■ **Data to process**
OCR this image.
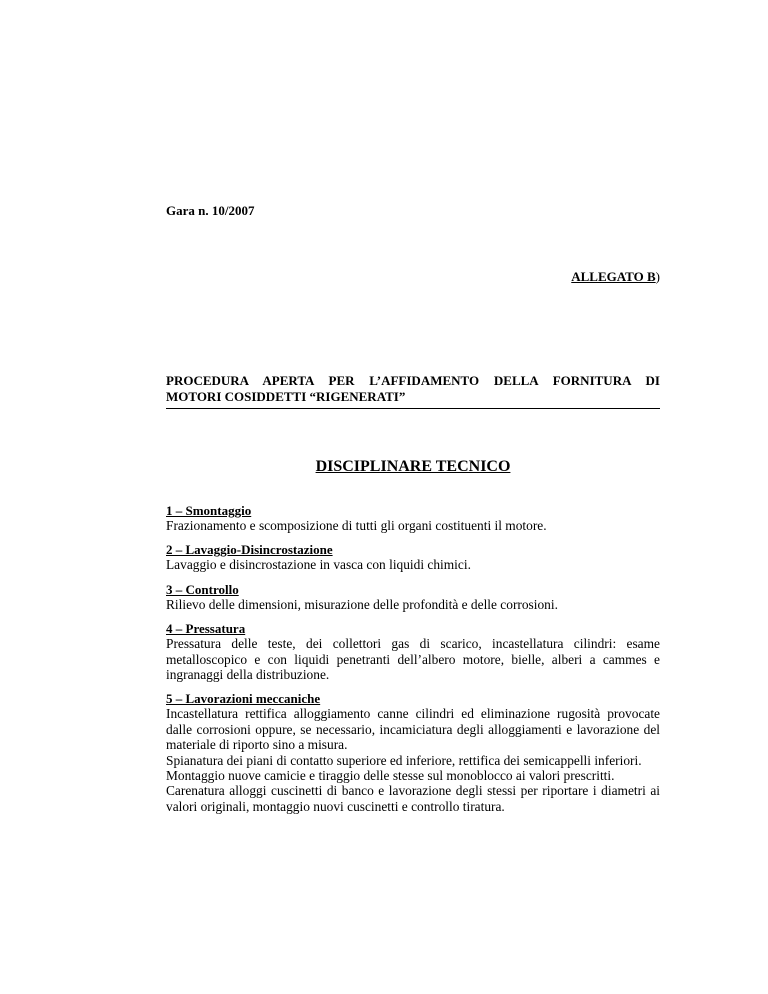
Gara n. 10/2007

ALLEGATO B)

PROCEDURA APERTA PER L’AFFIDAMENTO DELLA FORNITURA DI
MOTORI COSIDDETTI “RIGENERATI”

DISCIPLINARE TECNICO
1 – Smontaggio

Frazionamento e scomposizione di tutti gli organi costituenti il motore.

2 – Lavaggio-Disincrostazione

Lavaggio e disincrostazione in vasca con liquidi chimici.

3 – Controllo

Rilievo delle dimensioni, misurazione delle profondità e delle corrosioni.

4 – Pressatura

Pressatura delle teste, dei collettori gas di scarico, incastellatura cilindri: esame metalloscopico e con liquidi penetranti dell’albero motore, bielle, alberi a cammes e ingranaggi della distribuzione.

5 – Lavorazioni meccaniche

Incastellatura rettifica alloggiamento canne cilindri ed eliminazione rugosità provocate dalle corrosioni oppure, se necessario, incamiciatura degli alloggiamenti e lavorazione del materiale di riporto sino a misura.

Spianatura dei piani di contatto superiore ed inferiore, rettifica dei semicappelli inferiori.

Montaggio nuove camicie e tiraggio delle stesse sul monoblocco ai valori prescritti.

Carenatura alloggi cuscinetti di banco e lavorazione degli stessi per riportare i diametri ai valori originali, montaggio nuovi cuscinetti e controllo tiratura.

* * *

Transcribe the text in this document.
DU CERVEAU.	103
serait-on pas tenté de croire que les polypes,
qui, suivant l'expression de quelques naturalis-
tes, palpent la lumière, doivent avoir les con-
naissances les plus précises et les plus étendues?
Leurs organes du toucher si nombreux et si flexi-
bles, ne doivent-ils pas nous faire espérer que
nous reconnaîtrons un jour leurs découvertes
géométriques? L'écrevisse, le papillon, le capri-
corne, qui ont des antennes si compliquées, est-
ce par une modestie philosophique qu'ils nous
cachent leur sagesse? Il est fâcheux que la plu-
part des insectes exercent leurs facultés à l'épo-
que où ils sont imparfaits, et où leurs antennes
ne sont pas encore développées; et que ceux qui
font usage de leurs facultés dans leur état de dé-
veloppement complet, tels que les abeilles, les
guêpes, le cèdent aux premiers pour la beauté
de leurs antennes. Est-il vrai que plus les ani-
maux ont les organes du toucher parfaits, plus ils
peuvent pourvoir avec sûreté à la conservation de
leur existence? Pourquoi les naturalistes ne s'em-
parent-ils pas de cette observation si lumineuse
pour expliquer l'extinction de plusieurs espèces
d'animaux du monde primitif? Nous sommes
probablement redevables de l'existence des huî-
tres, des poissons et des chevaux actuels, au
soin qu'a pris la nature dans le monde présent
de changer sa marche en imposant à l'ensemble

■ **Goal**
Pick out lines containing the word "dans", each one as written.

■ **Result for this task**
font usage de leurs facultés dans leur état de dé-
soin qu'a pris la nature dans le monde présent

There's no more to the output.